**TO BE DONE:**
Every line of the material below should be repeated exactly.

**SUPPLIED DATA:**

↓↓↓

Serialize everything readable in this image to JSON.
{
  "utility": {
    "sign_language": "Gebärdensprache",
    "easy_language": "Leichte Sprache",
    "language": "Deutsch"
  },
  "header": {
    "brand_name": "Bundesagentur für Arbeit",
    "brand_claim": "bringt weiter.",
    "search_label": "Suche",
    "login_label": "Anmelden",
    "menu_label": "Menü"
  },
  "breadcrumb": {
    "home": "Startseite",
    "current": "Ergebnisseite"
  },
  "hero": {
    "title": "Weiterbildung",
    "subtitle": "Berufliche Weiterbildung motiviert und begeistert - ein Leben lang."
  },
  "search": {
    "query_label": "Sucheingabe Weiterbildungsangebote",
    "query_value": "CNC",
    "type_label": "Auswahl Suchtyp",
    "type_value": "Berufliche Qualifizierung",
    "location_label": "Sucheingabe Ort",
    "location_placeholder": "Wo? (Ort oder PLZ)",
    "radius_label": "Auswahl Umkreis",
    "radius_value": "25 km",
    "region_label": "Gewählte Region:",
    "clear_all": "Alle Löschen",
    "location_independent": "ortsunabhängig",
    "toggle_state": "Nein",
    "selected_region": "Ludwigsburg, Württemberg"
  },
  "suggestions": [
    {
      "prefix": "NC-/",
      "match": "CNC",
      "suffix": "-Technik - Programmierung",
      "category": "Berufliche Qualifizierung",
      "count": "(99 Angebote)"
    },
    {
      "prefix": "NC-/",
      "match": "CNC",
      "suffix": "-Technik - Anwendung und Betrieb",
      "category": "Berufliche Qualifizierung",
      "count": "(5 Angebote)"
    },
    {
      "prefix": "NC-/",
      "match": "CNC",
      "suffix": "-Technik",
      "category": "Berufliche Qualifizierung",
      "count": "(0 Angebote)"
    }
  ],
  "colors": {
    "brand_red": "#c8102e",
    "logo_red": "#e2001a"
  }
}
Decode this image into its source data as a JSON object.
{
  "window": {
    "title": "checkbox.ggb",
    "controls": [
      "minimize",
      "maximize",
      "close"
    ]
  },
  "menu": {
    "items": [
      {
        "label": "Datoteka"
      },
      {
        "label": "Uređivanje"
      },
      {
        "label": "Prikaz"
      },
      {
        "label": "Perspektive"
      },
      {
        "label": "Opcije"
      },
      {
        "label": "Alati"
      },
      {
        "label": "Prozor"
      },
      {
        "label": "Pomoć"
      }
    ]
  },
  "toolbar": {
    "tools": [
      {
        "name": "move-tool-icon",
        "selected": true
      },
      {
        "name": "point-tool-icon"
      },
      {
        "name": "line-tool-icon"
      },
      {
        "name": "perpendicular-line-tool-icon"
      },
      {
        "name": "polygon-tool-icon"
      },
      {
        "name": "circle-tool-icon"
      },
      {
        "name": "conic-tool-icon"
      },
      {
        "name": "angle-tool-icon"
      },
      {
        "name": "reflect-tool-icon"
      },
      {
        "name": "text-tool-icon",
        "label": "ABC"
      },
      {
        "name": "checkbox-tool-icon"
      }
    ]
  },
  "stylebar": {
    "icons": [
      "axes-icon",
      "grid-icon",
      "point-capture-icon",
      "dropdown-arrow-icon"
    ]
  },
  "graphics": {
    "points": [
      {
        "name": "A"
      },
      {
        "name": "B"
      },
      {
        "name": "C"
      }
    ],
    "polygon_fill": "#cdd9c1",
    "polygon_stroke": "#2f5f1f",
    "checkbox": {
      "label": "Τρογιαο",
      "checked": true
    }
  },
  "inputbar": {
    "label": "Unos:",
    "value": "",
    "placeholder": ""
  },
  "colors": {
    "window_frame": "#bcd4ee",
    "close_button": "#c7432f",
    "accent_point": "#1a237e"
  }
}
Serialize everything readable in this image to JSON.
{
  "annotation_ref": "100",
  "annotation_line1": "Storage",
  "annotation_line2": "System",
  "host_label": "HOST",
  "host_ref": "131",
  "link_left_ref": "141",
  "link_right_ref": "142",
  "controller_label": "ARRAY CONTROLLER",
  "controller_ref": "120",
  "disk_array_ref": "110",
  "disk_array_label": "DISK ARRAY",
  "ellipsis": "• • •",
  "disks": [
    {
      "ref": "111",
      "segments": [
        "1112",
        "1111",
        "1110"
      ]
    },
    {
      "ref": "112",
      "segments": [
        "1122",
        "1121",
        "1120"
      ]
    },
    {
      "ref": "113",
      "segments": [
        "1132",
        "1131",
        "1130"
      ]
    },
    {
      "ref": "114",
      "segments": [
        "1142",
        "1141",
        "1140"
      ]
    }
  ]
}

↑↑↑

**THE ANSWER:**
Serialize everything readable in this image to JSON.
{
  "utility": {
    "sign_language": "Gebärdensprache",
    "easy_language": "Leichte Sprache",
    "language": "Deutsch"
  },
  "header": {
    "brand_name": "Bundesagentur für Arbeit",
    "brand_claim": "bringt weiter.",
    "search_label": "Suche",
    "login_label": "Anmelden",
    "menu_label": "Menü"
  },
  "breadcrumb": {
    "home": "Startseite",
    "current": "Ergebnisseite"
  },
  "hero": {
    "title": "Weiterbildung",
    "subtitle": "Berufliche Weiterbildung motiviert und begeistert - ein Leben lang."
  },
  "search": {
    "query_label": "Sucheingabe Weiterbildungsangebote",
    "query_value": "CNC",
    "type_label": "Auswahl Suchtyp",
    "type_value": "Berufliche Qualifizierung",
    "location_label": "Sucheingabe Ort",
    "location_placeholder": "Wo? (Ort oder PLZ)",
    "radius_label": "Auswahl Umkreis",
    "radius_value": "25 km",
    "region_label": "Gewählte Region:",
    "clear_all": "Alle Löschen",
    "location_independent": "ortsunabhängig",
    "toggle_state": "Nein",
    "selected_region": "Ludwigsburg, Württemberg"
  },
  "suggestions": [
    {
      "prefix": "NC-/",
      "match": "CNC",
      "suffix": "-Technik - Programmierung",
      "category": "Berufliche Qualifizierung",
      "count": "(99 Angebote)"
    },
    {
      "prefix": "NC-/",
      "match": "CNC",
      "suffix": "-Technik - Anwendung und Betrieb",
      "category": "Berufliche Qualifizierung",
      "count": "(5 Angebote)"
    },
    {
      "prefix": "NC-/",
      "match": "CNC",
      "suffix": "-Technik",
      "category": "Berufliche Qualifizierung",
      "count": "(0 Angebote)"
    }
  ],
  "colors": {
    "brand_red": "#c8102e",
    "logo_red": "#e2001a"
  }
}
Decode this image into its source data as a JSON object.
{
  "window": {
    "title": "checkbox.ggb",
    "controls": [
      "minimize",
      "maximize",
      "close"
    ]
  },
  "menu": {
    "items": [
      {
        "label": "Datoteka"
      },
      {
        "label": "Uređivanje"
      },
      {
        "label": "Prikaz"
      },
      {
        "label": "Perspektive"
      },
      {
        "label": "Opcije"
      },
      {
        "label": "Alati"
      },
      {
        "label": "Prozor"
      },
      {
        "label": "Pomoć"
      }
    ]
  },
  "toolbar": {
    "tools": [
      {
        "name": "move-tool-icon",
        "selected": true
      },
      {
        "name": "point-tool-icon"
      },
      {
        "name": "line-tool-icon"
      },
      {
        "name": "perpendicular-line-tool-icon"
      },
      {
        "name": "polygon-tool-icon"
      },
      {
        "name": "circle-tool-icon"
      },
      {
        "name": "conic-tool-icon"
      },
      {
        "name": "angle-tool-icon"
      },
      {
        "name": "reflect-tool-icon"
      },
      {
        "name": "text-tool-icon",
        "label": "ABC"
      },
      {
        "name": "checkbox-tool-icon"
      }
    ]
  },
  "stylebar": {
    "icons": [
      "axes-icon",
      "grid-icon",
      "point-capture-icon",
      "dropdown-arrow-icon"
    ]
  },
  "graphics": {
    "points": [
      {
        "name": "A"
      },
      {
        "name": "B"
      },
      {
        "name": "C"
      }
    ],
    "polygon_fill": "#cdd9c1",
    "polygon_stroke": "#2f5f1f",
    "checkbox": {
      "label": "Τρογιαο",
      "checked": true
    }
  },
  "inputbar": {
    "label": "Unos:",
    "value": "",
    "placeholder": ""
  },
  "colors": {
    "window_frame": "#bcd4ee",
    "close_button": "#c7432f",
    "accent_point": "#1a237e"
  }
}
Serialize everything readable in this image to JSON.
{
  "annotation_ref": "100",
  "annotation_line1": "Storage",
  "annotation_line2": "System",
  "host_label": "HOST",
  "host_ref": "131",
  "link_left_ref": "141",
  "link_right_ref": "142",
  "controller_label": "ARRAY CONTROLLER",
  "controller_ref": "120",
  "disk_array_ref": "110",
  "disk_array_label": "DISK ARRAY",
  "ellipsis": "• • •",
  "disks": [
    {
      "ref": "111",
      "segments": [
        "1112",
        "1111",
        "1110"
      ]
    },
    {
      "ref": "112",
      "segments": [
        "1122",
        "1121",
        "1120"
      ]
    },
    {
      "ref": "113",
      "segments": [
        "1132",
        "1131",
        "1130"
      ]
    },
    {
      "ref": "114",
      "segments": [
        "1142",
        "1141",
        "1140"
      ]
    }
  ]
}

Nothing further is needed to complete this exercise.